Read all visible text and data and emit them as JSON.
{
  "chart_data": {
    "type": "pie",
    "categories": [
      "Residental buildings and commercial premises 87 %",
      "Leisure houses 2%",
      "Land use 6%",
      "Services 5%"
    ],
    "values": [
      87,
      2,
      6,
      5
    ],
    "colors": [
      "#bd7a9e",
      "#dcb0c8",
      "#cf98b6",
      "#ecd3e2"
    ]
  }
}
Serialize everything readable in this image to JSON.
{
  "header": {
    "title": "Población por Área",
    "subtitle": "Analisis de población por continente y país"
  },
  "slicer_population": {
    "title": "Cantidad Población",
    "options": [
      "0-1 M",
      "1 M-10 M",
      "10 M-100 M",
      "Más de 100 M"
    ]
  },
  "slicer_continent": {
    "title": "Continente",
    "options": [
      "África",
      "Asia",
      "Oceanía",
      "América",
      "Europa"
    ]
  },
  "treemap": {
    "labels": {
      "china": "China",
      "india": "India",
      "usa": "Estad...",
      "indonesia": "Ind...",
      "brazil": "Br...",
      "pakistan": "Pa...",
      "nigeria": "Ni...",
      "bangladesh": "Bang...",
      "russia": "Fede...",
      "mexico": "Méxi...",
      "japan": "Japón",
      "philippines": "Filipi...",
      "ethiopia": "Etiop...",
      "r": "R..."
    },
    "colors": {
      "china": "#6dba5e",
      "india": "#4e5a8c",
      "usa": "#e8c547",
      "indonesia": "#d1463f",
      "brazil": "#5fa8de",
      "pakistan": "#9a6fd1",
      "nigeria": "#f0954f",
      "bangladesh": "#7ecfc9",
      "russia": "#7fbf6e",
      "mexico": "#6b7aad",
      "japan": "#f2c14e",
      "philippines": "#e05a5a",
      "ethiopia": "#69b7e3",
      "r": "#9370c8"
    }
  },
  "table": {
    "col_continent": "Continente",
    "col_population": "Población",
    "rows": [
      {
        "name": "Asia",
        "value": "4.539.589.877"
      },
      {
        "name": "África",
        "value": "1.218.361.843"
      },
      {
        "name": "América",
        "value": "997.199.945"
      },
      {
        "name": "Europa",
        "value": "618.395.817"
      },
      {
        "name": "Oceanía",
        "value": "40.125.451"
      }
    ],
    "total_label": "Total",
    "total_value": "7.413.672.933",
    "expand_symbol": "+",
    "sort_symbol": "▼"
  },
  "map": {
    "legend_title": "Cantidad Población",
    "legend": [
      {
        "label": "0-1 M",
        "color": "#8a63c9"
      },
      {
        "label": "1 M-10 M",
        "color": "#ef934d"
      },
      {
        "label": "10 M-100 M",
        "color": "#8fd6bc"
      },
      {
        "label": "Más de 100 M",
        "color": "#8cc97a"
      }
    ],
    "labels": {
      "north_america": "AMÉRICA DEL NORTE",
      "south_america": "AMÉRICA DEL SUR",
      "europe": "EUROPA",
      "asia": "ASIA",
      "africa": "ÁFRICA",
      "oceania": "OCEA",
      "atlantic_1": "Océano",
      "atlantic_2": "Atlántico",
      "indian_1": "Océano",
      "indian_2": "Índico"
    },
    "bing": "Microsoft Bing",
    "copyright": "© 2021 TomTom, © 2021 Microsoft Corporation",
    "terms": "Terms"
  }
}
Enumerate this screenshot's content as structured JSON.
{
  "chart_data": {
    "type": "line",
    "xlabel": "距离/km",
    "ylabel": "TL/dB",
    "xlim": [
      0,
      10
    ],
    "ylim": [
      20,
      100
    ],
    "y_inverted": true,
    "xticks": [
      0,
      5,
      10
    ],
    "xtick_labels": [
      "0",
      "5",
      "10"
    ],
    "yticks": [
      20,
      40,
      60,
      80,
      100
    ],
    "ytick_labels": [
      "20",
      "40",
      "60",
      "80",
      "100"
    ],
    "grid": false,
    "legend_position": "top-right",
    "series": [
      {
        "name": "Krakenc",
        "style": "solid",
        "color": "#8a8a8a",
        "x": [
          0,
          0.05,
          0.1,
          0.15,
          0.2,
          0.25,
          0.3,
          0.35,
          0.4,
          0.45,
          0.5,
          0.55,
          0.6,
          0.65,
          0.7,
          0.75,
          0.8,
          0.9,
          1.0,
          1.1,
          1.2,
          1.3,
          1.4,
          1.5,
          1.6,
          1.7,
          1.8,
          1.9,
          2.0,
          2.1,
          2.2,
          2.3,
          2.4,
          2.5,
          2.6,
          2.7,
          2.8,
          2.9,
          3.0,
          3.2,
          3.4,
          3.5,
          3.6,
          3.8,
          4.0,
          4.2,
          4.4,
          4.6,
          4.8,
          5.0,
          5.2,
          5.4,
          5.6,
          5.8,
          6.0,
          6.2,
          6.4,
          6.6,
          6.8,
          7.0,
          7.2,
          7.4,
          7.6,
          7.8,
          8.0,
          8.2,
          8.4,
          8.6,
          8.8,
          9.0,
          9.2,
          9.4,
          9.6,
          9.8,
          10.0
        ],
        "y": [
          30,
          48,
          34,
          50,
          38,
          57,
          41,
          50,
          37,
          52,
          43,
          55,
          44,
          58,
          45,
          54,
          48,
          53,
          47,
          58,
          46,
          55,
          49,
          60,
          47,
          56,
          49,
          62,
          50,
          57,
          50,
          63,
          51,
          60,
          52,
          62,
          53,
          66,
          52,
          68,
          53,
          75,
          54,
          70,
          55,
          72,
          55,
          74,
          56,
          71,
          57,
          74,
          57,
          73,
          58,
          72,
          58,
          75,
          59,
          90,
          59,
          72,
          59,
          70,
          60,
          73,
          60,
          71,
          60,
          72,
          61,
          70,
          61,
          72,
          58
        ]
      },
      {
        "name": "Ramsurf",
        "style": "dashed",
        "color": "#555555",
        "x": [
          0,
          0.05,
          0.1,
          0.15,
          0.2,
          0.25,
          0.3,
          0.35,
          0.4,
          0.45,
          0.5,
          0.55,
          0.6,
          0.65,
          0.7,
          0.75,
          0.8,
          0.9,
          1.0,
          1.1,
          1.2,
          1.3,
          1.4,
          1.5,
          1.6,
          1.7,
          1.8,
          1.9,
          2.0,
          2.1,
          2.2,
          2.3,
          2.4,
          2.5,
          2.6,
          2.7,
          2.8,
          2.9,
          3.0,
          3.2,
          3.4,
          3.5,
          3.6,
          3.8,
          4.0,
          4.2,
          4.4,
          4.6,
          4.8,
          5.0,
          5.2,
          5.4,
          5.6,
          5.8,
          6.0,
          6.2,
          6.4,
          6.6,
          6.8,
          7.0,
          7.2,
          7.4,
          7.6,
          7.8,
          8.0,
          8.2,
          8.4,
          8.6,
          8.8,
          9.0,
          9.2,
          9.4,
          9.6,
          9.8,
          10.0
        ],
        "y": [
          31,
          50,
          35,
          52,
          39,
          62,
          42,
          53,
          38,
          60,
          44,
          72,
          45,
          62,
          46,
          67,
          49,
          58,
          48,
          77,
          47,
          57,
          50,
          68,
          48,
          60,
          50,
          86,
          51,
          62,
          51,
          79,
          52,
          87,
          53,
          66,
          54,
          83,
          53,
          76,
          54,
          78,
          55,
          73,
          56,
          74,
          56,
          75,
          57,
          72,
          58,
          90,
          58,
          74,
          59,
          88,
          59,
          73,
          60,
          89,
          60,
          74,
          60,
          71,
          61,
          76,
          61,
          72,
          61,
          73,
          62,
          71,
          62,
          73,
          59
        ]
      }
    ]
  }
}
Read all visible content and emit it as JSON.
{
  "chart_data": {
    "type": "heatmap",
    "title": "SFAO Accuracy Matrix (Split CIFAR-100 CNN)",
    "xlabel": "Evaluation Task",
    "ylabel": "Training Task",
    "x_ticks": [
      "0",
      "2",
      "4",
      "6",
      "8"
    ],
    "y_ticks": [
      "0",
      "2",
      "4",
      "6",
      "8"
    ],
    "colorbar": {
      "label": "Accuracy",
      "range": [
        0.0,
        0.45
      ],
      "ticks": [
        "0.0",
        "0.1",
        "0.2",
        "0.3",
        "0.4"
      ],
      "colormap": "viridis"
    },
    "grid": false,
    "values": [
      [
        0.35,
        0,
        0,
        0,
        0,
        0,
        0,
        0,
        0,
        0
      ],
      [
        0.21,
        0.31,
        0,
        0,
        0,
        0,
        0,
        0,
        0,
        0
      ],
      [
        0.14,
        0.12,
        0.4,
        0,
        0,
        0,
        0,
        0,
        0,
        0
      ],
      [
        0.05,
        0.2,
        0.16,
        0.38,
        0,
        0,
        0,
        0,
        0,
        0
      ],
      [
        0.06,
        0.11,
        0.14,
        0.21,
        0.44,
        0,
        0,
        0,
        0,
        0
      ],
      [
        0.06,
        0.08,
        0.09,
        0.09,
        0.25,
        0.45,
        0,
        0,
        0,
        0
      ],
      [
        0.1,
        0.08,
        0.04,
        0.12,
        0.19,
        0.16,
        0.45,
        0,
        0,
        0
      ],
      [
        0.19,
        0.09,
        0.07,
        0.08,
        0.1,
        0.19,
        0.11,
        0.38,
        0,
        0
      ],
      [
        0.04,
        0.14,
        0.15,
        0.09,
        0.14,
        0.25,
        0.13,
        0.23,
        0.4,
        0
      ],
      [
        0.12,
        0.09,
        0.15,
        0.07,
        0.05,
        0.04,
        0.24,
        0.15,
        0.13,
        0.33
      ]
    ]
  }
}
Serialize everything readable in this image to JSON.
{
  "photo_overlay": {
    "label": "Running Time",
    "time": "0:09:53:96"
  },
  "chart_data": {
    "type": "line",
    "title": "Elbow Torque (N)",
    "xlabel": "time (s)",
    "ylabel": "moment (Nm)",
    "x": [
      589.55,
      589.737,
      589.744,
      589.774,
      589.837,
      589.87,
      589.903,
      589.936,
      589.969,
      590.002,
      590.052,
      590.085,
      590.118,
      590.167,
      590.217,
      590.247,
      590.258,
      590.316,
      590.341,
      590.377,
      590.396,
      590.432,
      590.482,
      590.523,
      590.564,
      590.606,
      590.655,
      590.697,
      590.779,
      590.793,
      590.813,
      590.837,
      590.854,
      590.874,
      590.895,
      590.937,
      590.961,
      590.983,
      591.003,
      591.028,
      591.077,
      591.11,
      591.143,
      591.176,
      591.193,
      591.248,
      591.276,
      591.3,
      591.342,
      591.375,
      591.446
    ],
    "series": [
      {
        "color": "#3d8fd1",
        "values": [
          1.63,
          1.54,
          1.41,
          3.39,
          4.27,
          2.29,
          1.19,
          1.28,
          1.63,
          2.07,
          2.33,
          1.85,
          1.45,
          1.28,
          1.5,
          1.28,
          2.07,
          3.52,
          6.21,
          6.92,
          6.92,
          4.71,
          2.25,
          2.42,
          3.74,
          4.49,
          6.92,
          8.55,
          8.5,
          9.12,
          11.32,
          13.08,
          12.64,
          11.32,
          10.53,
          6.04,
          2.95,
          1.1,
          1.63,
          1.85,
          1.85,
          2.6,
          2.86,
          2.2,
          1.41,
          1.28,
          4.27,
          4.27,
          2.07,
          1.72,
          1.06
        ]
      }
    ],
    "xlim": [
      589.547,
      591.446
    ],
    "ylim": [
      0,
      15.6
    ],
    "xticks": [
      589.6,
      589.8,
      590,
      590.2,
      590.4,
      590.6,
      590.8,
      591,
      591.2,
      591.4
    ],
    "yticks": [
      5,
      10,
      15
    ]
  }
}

========================================

Task objective: Work out how many lines in the records above hold the string "philippines", then give only that count.

Task response: 2